PROVIDED ENTRIES ▸
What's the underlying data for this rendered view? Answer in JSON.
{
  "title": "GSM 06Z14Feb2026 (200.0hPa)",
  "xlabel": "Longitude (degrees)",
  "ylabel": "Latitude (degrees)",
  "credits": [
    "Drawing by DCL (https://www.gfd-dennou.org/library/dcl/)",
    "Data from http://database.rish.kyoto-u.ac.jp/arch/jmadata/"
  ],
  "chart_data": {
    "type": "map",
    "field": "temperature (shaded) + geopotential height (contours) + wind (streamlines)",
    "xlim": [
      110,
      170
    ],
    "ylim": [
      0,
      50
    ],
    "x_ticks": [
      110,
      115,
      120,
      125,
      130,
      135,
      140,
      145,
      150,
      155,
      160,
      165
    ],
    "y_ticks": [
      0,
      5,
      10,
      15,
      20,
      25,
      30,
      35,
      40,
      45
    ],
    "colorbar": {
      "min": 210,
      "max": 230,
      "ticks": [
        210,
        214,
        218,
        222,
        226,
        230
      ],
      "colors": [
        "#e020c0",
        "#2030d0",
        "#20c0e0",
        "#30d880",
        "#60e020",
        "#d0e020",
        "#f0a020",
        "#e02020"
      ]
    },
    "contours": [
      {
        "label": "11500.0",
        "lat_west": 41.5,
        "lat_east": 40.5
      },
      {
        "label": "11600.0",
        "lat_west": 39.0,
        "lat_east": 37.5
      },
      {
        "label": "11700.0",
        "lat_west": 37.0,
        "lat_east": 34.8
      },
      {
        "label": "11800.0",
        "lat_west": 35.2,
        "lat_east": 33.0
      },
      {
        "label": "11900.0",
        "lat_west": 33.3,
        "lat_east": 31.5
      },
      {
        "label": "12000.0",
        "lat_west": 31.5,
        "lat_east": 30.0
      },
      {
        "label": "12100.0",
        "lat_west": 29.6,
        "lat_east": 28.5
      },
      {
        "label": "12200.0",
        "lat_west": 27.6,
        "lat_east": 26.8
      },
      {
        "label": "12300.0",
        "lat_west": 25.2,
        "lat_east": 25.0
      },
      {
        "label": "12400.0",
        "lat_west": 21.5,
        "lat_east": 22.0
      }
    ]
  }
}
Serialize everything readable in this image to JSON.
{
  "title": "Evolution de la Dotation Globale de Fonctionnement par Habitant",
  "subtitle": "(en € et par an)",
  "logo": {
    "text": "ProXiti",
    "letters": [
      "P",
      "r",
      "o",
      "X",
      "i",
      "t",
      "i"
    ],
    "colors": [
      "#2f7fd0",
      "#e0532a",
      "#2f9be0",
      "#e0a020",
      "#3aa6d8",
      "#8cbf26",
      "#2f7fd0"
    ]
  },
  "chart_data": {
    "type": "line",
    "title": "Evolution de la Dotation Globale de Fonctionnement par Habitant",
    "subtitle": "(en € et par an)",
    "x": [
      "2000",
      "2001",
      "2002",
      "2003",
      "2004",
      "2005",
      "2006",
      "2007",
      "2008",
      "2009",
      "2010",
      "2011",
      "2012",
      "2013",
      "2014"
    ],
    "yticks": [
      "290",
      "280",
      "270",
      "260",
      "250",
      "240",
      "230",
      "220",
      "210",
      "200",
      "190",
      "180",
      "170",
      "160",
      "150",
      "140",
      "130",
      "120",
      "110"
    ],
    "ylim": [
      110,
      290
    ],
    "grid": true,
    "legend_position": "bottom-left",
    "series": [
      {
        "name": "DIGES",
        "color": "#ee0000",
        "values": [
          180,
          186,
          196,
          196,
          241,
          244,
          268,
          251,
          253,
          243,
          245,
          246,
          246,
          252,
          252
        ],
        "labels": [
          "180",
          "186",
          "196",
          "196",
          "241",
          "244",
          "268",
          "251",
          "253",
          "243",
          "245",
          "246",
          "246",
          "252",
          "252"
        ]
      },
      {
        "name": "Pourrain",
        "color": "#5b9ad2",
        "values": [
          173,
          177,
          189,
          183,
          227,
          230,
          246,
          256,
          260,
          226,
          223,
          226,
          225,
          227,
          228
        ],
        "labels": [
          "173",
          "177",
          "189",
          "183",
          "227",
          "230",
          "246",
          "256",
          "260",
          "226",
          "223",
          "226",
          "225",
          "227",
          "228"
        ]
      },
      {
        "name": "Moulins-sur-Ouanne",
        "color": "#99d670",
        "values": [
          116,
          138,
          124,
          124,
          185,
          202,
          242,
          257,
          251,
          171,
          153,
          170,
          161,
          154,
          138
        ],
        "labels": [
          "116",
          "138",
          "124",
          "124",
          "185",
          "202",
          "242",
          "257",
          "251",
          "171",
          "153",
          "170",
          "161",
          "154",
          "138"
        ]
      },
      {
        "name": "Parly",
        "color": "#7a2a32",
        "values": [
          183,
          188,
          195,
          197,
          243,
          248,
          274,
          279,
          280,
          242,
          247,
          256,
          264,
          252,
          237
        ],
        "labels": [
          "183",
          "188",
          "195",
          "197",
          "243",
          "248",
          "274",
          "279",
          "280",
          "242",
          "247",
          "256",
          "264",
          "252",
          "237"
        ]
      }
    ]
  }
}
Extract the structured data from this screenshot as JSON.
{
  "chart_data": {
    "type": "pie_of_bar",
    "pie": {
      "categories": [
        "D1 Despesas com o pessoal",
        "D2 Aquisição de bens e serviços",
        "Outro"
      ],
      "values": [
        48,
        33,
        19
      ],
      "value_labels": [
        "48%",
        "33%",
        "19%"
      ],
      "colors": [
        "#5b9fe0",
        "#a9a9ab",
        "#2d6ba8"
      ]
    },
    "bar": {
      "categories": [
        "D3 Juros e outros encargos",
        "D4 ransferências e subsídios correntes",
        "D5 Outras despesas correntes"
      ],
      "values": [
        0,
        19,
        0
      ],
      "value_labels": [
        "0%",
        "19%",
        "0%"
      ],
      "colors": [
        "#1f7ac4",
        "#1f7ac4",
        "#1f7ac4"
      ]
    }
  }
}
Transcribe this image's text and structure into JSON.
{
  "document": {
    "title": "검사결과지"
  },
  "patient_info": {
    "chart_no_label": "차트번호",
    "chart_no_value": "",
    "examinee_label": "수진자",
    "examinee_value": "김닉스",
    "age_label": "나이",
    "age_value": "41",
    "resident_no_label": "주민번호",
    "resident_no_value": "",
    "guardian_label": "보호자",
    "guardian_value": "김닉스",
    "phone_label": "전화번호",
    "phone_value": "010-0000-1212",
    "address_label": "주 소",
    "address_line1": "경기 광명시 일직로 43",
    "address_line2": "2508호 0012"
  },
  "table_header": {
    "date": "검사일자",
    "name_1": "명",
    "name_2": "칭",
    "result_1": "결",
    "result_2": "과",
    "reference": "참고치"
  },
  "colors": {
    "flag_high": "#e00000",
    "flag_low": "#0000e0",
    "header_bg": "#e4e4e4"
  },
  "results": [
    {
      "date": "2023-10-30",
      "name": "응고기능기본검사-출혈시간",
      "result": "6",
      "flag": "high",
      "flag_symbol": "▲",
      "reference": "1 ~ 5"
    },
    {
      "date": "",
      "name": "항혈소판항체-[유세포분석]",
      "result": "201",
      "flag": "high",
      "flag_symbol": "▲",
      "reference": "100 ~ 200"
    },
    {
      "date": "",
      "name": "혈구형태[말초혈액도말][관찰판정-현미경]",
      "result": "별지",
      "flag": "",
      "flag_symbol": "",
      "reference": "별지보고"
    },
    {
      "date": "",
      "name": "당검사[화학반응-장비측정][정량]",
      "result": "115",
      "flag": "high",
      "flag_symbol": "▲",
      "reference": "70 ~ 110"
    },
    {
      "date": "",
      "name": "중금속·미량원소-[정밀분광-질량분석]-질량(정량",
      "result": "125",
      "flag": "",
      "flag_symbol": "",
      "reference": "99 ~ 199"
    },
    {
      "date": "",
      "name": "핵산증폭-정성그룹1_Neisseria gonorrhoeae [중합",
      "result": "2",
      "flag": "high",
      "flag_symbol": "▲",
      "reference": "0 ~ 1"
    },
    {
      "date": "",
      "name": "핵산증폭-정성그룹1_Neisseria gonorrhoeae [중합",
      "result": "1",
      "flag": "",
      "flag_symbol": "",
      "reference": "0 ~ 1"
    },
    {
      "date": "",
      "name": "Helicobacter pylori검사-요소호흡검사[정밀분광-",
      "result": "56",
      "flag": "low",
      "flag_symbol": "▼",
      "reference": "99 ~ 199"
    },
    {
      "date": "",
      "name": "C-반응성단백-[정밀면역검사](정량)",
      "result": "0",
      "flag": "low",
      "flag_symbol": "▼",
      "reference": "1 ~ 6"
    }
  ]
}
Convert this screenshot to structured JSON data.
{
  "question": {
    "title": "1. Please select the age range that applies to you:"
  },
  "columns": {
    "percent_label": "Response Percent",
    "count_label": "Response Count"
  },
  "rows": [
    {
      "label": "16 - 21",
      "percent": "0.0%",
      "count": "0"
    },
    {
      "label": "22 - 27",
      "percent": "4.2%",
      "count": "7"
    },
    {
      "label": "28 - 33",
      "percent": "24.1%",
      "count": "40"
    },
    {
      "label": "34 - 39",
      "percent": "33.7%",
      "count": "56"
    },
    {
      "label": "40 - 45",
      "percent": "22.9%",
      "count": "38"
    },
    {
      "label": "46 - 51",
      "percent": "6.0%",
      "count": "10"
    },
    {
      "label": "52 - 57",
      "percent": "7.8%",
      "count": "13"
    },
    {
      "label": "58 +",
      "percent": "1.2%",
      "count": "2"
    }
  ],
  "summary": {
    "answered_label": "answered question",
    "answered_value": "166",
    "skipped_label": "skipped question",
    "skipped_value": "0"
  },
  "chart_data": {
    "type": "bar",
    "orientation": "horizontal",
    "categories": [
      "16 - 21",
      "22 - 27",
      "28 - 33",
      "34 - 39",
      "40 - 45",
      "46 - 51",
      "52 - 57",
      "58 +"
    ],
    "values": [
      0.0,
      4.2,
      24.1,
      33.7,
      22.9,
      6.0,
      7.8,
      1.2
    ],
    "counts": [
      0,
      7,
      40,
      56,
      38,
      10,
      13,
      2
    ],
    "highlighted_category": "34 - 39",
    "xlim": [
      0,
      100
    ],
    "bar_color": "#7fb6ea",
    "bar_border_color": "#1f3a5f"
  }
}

WRITTEN EXERCISE ▸ The records are above. How many lines in them contain the word "screenshot"? Give the number alone.

RESULT OF THIS TASK ▸ 2